> **YOUR OBJECTIVE**
Output every entry exactly as written.

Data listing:
==========

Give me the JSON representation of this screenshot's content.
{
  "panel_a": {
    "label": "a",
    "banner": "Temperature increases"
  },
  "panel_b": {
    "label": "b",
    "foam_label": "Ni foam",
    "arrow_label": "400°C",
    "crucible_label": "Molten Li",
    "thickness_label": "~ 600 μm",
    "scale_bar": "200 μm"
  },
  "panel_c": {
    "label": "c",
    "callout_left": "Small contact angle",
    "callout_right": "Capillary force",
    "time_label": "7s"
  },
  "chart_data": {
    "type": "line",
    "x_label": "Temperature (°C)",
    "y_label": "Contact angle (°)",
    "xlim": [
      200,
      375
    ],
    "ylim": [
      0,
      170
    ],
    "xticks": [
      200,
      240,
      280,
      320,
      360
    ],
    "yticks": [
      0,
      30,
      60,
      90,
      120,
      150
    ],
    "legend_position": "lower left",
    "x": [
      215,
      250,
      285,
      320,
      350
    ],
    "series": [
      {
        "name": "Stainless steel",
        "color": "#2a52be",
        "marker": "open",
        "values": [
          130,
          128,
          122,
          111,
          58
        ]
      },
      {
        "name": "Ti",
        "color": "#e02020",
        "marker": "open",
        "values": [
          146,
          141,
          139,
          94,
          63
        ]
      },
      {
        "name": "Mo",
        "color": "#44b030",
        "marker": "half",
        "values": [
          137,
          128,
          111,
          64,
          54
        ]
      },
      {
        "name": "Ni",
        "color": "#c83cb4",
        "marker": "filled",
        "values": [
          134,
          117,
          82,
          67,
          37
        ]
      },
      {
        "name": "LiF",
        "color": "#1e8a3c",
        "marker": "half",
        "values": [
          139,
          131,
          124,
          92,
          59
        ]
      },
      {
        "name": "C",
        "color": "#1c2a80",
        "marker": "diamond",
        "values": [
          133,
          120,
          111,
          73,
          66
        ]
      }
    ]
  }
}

==========

> **TASK SOLUTION**
Give me the JSON representation of this screenshot's content.
{
  "panel_a": {
    "label": "a",
    "banner": "Temperature increases"
  },
  "panel_b": {
    "label": "b",
    "foam_label": "Ni foam",
    "arrow_label": "400°C",
    "crucible_label": "Molten Li",
    "thickness_label": "~ 600 μm",
    "scale_bar": "200 μm"
  },
  "panel_c": {
    "label": "c",
    "callout_left": "Small contact angle",
    "callout_right": "Capillary force",
    "time_label": "7s"
  },
  "chart_data": {
    "type": "line",
    "x_label": "Temperature (°C)",
    "y_label": "Contact angle (°)",
    "xlim": [
      200,
      375
    ],
    "ylim": [
      0,
      170
    ],
    "xticks": [
      200,
      240,
      280,
      320,
      360
    ],
    "yticks": [
      0,
      30,
      60,
      90,
      120,
      150
    ],
    "legend_position": "lower left",
    "x": [
      215,
      250,
      285,
      320,
      350
    ],
    "series": [
      {
        "name": "Stainless steel",
        "color": "#2a52be",
        "marker": "open",
        "values": [
          130,
          128,
          122,
          111,
          58
        ]
      },
      {
        "name": "Ti",
        "color": "#e02020",
        "marker": "open",
        "values": [
          146,
          141,
          139,
          94,
          63
        ]
      },
      {
        "name": "Mo",
        "color": "#44b030",
        "marker": "half",
        "values": [
          137,
          128,
          111,
          64,
          54
        ]
      },
      {
        "name": "Ni",
        "color": "#c83cb4",
        "marker": "filled",
        "values": [
          134,
          117,
          82,
          67,
          37
        ]
      },
      {
        "name": "LiF",
        "color": "#1e8a3c",
        "marker": "half",
        "values": [
          139,
          131,
          124,
          92,
          59
        ]
      },
      {
        "name": "C",
        "color": "#1c2a80",
        "marker": "diamond",
        "values": [
          133,
          120,
          111,
          73,
          66
        ]
      }
    ]
  }
}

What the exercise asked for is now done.